▶ PROBLEM DESCRIPTION: Return the lines where the word "nMixed" occurs.

[Chart and figure data]
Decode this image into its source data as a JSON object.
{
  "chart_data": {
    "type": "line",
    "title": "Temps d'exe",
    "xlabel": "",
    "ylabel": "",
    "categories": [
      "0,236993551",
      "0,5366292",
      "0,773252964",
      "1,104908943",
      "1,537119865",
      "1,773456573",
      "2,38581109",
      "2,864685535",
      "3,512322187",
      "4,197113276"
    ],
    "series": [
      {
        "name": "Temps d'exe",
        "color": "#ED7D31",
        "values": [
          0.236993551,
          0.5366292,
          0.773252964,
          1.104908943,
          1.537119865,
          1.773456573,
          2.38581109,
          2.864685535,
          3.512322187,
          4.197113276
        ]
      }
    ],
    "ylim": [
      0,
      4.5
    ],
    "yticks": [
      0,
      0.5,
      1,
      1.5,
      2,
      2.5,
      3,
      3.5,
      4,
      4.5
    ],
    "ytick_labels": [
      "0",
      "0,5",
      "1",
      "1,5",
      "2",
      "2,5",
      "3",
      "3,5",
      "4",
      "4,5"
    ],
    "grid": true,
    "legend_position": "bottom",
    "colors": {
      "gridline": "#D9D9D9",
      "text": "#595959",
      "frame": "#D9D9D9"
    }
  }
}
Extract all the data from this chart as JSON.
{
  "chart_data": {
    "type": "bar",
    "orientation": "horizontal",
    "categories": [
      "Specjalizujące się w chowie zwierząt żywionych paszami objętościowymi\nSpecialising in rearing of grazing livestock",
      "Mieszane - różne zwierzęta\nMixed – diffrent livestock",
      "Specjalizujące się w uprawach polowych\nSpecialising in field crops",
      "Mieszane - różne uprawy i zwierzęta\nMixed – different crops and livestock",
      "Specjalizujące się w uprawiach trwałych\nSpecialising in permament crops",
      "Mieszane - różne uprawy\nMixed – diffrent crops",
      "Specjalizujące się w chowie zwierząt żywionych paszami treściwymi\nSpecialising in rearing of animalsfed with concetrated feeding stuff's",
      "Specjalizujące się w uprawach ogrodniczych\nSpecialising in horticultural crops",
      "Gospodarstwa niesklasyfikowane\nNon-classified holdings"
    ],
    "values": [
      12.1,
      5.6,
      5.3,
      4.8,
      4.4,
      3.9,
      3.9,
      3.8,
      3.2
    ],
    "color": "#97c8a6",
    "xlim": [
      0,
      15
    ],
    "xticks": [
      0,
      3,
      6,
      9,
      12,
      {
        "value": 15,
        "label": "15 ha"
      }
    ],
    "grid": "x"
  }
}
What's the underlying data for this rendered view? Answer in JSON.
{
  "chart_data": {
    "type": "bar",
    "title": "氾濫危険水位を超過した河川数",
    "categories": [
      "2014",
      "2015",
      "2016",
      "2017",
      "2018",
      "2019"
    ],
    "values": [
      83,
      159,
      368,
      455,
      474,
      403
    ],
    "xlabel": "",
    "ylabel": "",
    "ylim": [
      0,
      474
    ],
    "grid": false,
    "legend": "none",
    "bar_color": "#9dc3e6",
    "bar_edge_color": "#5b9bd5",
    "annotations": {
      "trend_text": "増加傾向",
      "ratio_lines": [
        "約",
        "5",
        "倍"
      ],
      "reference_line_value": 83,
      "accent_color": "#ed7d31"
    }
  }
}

▶ EXERCISE RESULT:
      "Mieszane - różne zwierzęta\nMixed – diffrent livestock",
      "Mieszane - różne uprawy i zwierzęta\nMixed – different crops and livestock",
      "Mieszane - różne uprawy\nMixed – diffrent crops",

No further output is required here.